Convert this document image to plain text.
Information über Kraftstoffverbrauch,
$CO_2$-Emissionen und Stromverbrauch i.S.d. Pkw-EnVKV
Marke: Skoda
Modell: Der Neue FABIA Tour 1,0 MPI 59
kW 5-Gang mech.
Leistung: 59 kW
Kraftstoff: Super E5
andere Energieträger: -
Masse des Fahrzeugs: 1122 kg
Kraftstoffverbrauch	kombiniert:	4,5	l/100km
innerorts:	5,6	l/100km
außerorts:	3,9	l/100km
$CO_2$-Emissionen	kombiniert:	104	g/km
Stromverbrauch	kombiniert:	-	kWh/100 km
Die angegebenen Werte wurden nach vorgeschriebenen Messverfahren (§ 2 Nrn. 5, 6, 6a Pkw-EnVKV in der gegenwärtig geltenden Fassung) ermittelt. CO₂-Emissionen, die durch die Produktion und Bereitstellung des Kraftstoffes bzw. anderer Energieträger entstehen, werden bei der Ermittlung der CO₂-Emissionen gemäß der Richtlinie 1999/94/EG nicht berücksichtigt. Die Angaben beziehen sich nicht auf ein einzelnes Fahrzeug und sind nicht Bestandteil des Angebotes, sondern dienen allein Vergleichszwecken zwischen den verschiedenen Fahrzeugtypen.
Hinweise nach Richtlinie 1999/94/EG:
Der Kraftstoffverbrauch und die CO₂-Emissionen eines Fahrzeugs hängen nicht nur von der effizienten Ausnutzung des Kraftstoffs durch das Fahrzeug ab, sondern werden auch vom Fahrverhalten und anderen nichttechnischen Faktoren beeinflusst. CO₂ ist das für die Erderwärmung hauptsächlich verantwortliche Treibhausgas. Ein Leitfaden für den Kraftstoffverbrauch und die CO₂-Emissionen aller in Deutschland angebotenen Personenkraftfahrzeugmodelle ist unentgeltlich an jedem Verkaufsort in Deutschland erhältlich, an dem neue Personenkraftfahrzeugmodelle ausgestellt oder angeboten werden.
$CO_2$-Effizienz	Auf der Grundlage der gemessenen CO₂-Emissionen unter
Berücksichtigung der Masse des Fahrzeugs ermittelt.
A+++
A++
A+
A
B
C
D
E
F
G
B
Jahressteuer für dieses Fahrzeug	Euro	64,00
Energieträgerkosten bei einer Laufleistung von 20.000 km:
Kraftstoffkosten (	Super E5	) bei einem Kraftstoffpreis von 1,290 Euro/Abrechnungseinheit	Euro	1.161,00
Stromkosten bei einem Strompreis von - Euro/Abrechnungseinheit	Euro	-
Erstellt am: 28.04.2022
**********
▸ Task objective
Each line in the material above must be retyped without alteration.

▸ Task output
Convert this document image to plain text.
Information über Kraftstoffverbrauch,
$CO_2$-Emissionen und Stromverbrauch i.S.d. Pkw-EnVKV
Marke: Skoda
Modell: Der Neue FABIA Tour 1,0 MPI 59
kW 5-Gang mech.
Leistung: 59 kW
Kraftstoff: Super E5
andere Energieträger: -
Masse des Fahrzeugs: 1122 kg
Kraftstoffverbrauch	kombiniert:	4,5	l/100km
innerorts:	5,6	l/100km
außerorts:	3,9	l/100km
$CO_2$-Emissionen	kombiniert:	104	g/km
Stromverbrauch	kombiniert:	-	kWh/100 km
Die angegebenen Werte wurden nach vorgeschriebenen Messverfahren (§ 2 Nrn. 5, 6, 6a Pkw-EnVKV in der gegenwärtig geltenden Fassung) ermittelt. CO₂-Emissionen, die durch die Produktion und Bereitstellung des Kraftstoffes bzw. anderer Energieträger entstehen, werden bei der Ermittlung der CO₂-Emissionen gemäß der Richtlinie 1999/94/EG nicht berücksichtigt. Die Angaben beziehen sich nicht auf ein einzelnes Fahrzeug und sind nicht Bestandteil des Angebotes, sondern dienen allein Vergleichszwecken zwischen den verschiedenen Fahrzeugtypen.
Hinweise nach Richtlinie 1999/94/EG:
Der Kraftstoffverbrauch und die CO₂-Emissionen eines Fahrzeugs hängen nicht nur von der effizienten Ausnutzung des Kraftstoffs durch das Fahrzeug ab, sondern werden auch vom Fahrverhalten und anderen nichttechnischen Faktoren beeinflusst. CO₂ ist das für die Erderwärmung hauptsächlich verantwortliche Treibhausgas. Ein Leitfaden für den Kraftstoffverbrauch und die CO₂-Emissionen aller in Deutschland angebotenen Personenkraftfahrzeugmodelle ist unentgeltlich an jedem Verkaufsort in Deutschland erhältlich, an dem neue Personenkraftfahrzeugmodelle ausgestellt oder angeboten werden.
$CO_2$-Effizienz	Auf der Grundlage der gemessenen CO₂-Emissionen unter
Berücksichtigung der Masse des Fahrzeugs ermittelt.
A+++
A++
A+
A
B
C
D
E
F
G
B
Jahressteuer für dieses Fahrzeug	Euro	64,00
Energieträgerkosten bei einer Laufleistung von 20.000 km:
Kraftstoffkosten (	Super E5	) bei einem Kraftstoffpreis von 1,290 Euro/Abrechnungseinheit	Euro	1.161,00
Stromkosten bei einem Strompreis von - Euro/Abrechnungseinheit	Euro	-
Erstellt am: 28.04.2022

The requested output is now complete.